▶ [TASK REQUIREMENTS]
Copy down all of the data underneath, exactly as shown.

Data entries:
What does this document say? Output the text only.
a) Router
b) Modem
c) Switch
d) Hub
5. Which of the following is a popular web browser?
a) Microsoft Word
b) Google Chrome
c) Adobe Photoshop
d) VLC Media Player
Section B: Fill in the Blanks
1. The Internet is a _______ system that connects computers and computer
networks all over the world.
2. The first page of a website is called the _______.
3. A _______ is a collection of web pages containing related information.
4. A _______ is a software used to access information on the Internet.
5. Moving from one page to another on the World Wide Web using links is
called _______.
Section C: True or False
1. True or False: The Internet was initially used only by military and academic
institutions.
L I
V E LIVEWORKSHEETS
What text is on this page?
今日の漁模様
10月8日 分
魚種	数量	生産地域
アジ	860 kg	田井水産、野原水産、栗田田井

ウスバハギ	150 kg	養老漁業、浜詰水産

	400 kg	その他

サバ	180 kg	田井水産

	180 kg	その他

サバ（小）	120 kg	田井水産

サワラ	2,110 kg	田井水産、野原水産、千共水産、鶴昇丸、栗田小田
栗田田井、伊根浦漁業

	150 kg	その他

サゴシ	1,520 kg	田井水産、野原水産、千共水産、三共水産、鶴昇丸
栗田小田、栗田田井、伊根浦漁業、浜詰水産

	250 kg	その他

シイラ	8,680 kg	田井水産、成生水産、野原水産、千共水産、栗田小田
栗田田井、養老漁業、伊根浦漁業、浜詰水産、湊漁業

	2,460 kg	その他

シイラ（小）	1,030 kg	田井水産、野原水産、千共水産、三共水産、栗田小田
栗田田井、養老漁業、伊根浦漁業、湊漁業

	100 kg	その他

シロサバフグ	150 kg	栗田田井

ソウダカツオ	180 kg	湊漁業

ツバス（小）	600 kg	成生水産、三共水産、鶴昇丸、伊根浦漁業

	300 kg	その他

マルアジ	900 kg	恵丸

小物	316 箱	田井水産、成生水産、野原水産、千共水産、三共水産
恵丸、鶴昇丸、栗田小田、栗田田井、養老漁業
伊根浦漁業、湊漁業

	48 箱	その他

▶ [FINAL ANSWER]
What does this document say? Output the text only.
a) Router
b) Modem
c) Switch
d) Hub
5. Which of the following is a popular web browser?
a) Microsoft Word
b) Google Chrome
c) Adobe Photoshop
d) VLC Media Player
Section B: Fill in the Blanks
1. The Internet is a _______ system that connects computers and computer
networks all over the world.
2. The first page of a website is called the _______.
3. A _______ is a collection of web pages containing related information.
4. A _______ is a software used to access information on the Internet.
5. Moving from one page to another on the World Wide Web using links is
called _______.
Section C: True or False
1. True or False: The Internet was initially used only by military and academic
institutions.
L I
V E LIVEWORKSHEETS
What text is on this page?
今日の漁模様
10月8日 分
魚種	数量	生産地域
アジ	860 kg	田井水産、野原水産、栗田田井

ウスバハギ	150 kg	養老漁業、浜詰水産

	400 kg	その他

サバ	180 kg	田井水産

	180 kg	その他

サバ（小）	120 kg	田井水産

サワラ	2,110 kg	田井水産、野原水産、千共水産、鶴昇丸、栗田小田
栗田田井、伊根浦漁業

	150 kg	その他

サゴシ	1,520 kg	田井水産、野原水産、千共水産、三共水産、鶴昇丸
栗田小田、栗田田井、伊根浦漁業、浜詰水産

	250 kg	その他

シイラ	8,680 kg	田井水産、成生水産、野原水産、千共水産、栗田小田
栗田田井、養老漁業、伊根浦漁業、浜詰水産、湊漁業

	2,460 kg	その他

シイラ（小）	1,030 kg	田井水産、野原水産、千共水産、三共水産、栗田小田
栗田田井、養老漁業、伊根浦漁業、湊漁業

	100 kg	その他

シロサバフグ	150 kg	栗田田井

ソウダカツオ	180 kg	湊漁業

ツバス（小）	600 kg	成生水産、三共水産、鶴昇丸、伊根浦漁業

	300 kg	その他

マルアジ	900 kg	恵丸

小物	316 箱	田井水産、成生水産、野原水産、千共水産、三共水産
恵丸、鶴昇丸、栗田小田、栗田田井、養老漁業
伊根浦漁業、湊漁業

	48 箱	その他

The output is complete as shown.